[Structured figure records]
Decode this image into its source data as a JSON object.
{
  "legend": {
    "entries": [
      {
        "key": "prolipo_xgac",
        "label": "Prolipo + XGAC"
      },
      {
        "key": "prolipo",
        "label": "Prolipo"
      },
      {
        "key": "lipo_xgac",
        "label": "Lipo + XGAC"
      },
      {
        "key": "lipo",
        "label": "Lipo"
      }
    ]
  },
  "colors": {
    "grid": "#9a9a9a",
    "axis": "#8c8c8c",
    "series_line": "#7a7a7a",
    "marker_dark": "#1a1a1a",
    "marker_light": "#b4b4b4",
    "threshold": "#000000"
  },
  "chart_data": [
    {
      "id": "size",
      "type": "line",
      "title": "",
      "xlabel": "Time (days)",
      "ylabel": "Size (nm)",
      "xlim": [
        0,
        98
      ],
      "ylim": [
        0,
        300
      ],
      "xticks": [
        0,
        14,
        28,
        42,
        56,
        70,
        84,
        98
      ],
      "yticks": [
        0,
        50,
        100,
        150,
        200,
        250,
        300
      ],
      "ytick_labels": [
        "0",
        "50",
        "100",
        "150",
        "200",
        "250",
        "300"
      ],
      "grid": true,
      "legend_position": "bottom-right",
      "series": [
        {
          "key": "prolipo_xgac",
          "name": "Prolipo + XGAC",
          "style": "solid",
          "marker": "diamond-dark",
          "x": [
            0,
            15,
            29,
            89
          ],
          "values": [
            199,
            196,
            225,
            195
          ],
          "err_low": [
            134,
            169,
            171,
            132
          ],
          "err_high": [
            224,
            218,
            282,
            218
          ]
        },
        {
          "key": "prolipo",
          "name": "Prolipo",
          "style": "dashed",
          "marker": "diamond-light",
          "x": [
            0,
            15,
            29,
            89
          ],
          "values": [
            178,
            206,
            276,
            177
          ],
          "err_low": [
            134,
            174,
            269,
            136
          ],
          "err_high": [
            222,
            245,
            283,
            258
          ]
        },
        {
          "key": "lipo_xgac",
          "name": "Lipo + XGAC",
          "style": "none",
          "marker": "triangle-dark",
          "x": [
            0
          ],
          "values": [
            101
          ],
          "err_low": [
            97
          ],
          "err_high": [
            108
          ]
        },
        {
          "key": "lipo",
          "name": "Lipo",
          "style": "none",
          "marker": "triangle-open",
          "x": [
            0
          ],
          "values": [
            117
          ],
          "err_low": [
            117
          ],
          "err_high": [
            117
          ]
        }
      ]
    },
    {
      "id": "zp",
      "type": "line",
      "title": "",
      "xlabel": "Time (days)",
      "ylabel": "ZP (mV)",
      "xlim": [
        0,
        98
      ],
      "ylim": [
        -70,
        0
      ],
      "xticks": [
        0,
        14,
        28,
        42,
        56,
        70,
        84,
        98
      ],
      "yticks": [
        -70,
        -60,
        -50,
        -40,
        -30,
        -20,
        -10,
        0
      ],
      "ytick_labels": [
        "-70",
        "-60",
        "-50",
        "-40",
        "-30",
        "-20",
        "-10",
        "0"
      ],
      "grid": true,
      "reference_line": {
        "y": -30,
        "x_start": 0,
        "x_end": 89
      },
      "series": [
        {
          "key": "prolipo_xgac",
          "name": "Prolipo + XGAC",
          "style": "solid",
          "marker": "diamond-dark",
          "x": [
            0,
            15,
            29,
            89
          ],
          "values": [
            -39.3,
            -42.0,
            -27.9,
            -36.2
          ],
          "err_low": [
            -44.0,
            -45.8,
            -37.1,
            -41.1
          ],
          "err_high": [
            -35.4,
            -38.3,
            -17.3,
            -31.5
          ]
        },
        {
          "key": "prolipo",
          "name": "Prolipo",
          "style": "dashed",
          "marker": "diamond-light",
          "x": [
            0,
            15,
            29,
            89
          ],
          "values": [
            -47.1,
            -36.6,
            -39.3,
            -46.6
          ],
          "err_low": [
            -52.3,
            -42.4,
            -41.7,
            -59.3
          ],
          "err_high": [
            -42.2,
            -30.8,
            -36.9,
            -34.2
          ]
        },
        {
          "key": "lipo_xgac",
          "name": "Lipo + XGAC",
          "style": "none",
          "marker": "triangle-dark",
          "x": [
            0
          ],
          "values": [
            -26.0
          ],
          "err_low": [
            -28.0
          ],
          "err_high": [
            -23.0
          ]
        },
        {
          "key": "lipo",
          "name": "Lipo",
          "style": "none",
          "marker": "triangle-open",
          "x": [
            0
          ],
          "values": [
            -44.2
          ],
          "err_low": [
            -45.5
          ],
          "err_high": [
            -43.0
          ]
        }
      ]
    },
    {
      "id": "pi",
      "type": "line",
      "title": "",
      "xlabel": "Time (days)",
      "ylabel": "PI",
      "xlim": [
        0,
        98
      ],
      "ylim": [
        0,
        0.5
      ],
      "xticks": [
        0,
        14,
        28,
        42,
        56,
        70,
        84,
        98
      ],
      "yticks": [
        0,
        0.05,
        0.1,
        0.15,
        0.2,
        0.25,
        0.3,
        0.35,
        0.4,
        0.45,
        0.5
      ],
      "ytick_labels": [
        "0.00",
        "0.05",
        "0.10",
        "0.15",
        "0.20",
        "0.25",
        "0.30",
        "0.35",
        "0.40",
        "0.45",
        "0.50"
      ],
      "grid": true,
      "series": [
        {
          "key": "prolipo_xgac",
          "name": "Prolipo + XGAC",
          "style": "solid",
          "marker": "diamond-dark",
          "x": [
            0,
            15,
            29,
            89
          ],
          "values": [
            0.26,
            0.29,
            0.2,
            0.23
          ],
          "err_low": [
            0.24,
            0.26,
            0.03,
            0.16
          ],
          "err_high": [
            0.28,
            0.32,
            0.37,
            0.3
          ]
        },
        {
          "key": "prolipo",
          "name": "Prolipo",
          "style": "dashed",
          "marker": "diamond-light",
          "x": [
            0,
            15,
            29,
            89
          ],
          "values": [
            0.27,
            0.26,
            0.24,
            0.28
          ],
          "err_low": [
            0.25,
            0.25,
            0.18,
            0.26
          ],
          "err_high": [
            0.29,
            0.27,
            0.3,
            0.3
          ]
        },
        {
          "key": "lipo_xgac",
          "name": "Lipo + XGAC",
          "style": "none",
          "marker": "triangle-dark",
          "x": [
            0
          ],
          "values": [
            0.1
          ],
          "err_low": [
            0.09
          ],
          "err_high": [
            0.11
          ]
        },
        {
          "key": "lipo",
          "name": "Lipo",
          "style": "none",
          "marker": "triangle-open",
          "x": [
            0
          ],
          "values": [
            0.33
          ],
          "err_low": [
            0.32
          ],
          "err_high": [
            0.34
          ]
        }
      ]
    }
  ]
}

Short exercise: Write down every line of the data exactly as it appears above.

Task output:
Decode this image into its source data as a JSON object.
{
  "legend": {
    "entries": [
      {
        "key": "prolipo_xgac",
        "label": "Prolipo + XGAC"
      },
      {
        "key": "prolipo",
        "label": "Prolipo"
      },
      {
        "key": "lipo_xgac",
        "label": "Lipo + XGAC"
      },
      {
        "key": "lipo",
        "label": "Lipo"
      }
    ]
  },
  "colors": {
    "grid": "#9a9a9a",
    "axis": "#8c8c8c",
    "series_line": "#7a7a7a",
    "marker_dark": "#1a1a1a",
    "marker_light": "#b4b4b4",
    "threshold": "#000000"
  },
  "chart_data": [
    {
      "id": "size",
      "type": "line",
      "title": "",
      "xlabel": "Time (days)",
      "ylabel": "Size (nm)",
      "xlim": [
        0,
        98
      ],
      "ylim": [
        0,
        300
      ],
      "xticks": [
        0,
        14,
        28,
        42,
        56,
        70,
        84,
        98
      ],
      "yticks": [
        0,
        50,
        100,
        150,
        200,
        250,
        300
      ],
      "ytick_labels": [
        "0",
        "50",
        "100",
        "150",
        "200",
        "250",
        "300"
      ],
      "grid": true,
      "legend_position": "bottom-right",
      "series": [
        {
          "key": "prolipo_xgac",
          "name": "Prolipo + XGAC",
          "style": "solid",
          "marker": "diamond-dark",
          "x": [
            0,
            15,
            29,
            89
          ],
          "values": [
            199,
            196,
            225,
            195
          ],
          "err_low": [
            134,
            169,
            171,
            132
          ],
          "err_high": [
            224,
            218,
            282,
            218
          ]
        },
        {
          "key": "prolipo",
          "name": "Prolipo",
          "style": "dashed",
          "marker": "diamond-light",
          "x": [
            0,
            15,
            29,
            89
          ],
          "values": [
            178,
            206,
            276,
            177
          ],
          "err_low": [
            134,
            174,
            269,
            136
          ],
          "err_high": [
            222,
            245,
            283,
            258
          ]
        },
        {
          "key": "lipo_xgac",
          "name": "Lipo + XGAC",
          "style": "none",
          "marker": "triangle-dark",
          "x": [
            0
          ],
          "values": [
            101
          ],
          "err_low": [
            97
          ],
          "err_high": [
            108
          ]
        },
        {
          "key": "lipo",
          "name": "Lipo",
          "style": "none",
          "marker": "triangle-open",
          "x": [
            0
          ],
          "values": [
            117
          ],
          "err_low": [
            117
          ],
          "err_high": [
            117
          ]
        }
      ]
    },
    {
      "id": "zp",
      "type": "line",
      "title": "",
      "xlabel": "Time (days)",
      "ylabel": "ZP (mV)",
      "xlim": [
        0,
        98
      ],
      "ylim": [
        -70,
        0
      ],
      "xticks": [
        0,
        14,
        28,
        42,
        56,
        70,
        84,
        98
      ],
      "yticks": [
        -70,
        -60,
        -50,
        -40,
        -30,
        -20,
        -10,
        0
      ],
      "ytick_labels": [
        "-70",
        "-60",
        "-50",
        "-40",
        "-30",
        "-20",
        "-10",
        "0"
      ],
      "grid": true,
      "reference_line": {
        "y": -30,
        "x_start": 0,
        "x_end": 89
      },
      "series": [
        {
          "key": "prolipo_xgac",
          "name": "Prolipo + XGAC",
          "style": "solid",
          "marker": "diamond-dark",
          "x": [
            0,
            15,
            29,
            89
          ],
          "values": [
            -39.3,
            -42.0,
            -27.9,
            -36.2
          ],
          "err_low": [
            -44.0,
            -45.8,
            -37.1,
            -41.1
          ],
          "err_high": [
            -35.4,
            -38.3,
            -17.3,
            -31.5
          ]
        },
        {
          "key": "prolipo",
          "name": "Prolipo",
          "style": "dashed",
          "marker": "diamond-light",
          "x": [
            0,
            15,
            29,
            89
          ],
          "values": [
            -47.1,
            -36.6,
            -39.3,
            -46.6
          ],
          "err_low": [
            -52.3,
            -42.4,
            -41.7,
            -59.3
          ],
          "err_high": [
            -42.2,
            -30.8,
            -36.9,
            -34.2
          ]
        },
        {
          "key": "lipo_xgac",
          "name": "Lipo + XGAC",
          "style": "none",
          "marker": "triangle-dark",
          "x": [
            0
          ],
          "values": [
            -26.0
          ],
          "err_low": [
            -28.0
          ],
          "err_high": [
            -23.0
          ]
        },
        {
          "key": "lipo",
          "name": "Lipo",
          "style": "none",
          "marker": "triangle-open",
          "x": [
            0
          ],
          "values": [
            -44.2
          ],
          "err_low": [
            -45.5
          ],
          "err_high": [
            -43.0
          ]
        }
      ]
    },
    {
      "id": "pi",
      "type": "line",
      "title": "",
      "xlabel": "Time (days)",
      "ylabel": "PI",
      "xlim": [
        0,
        98
      ],
      "ylim": [
        0,
        0.5
      ],
      "xticks": [
        0,
        14,
        28,
        42,
        56,
        70,
        84,
        98
      ],
      "yticks": [
        0,
        0.05,
        0.1,
        0.15,
        0.2,
        0.25,
        0.3,
        0.35,
        0.4,
        0.45,
        0.5
      ],
      "ytick_labels": [
        "0.00",
        "0.05",
        "0.10",
        "0.15",
        "0.20",
        "0.25",
        "0.30",
        "0.35",
        "0.40",
        "0.45",
        "0.50"
      ],
      "grid": true,
      "series": [
        {
          "key": "prolipo_xgac",
          "name": "Prolipo + XGAC",
          "style": "solid",
          "marker": "diamond-dark",
          "x": [
            0,
            15,
            29,
            89
          ],
          "values": [
            0.26,
            0.29,
            0.2,
            0.23
          ],
          "err_low": [
            0.24,
            0.26,
            0.03,
            0.16
          ],
          "err_high": [
            0.28,
            0.32,
            0.37,
            0.3
          ]
        },
        {
          "key": "prolipo",
          "name": "Prolipo",
          "style": "dashed",
          "marker": "diamond-light",
          "x": [
            0,
            15,
            29,
            89
          ],
          "values": [
            0.27,
            0.26,
            0.24,
            0.28
          ],
          "err_low": [
            0.25,
            0.25,
            0.18,
            0.26
          ],
          "err_high": [
            0.29,
            0.27,
            0.3,
            0.3
          ]
        },
        {
          "key": "lipo_xgac",
          "name": "Lipo + XGAC",
          "style": "none",
          "marker": "triangle-dark",
          "x": [
            0
          ],
          "values": [
            0.1
          ],
          "err_low": [
            0.09
          ],
          "err_high": [
            0.11
          ]
        },
        {
          "key": "lipo",
          "name": "Lipo",
          "style": "none",
          "marker": "triangle-open",
          "x": [
            0
          ],
          "values": [
            0.33
          ],
          "err_low": [
            0.32
          ],
          "err_high": [
            0.34
          ]
        }
      ]
    }
  ]
}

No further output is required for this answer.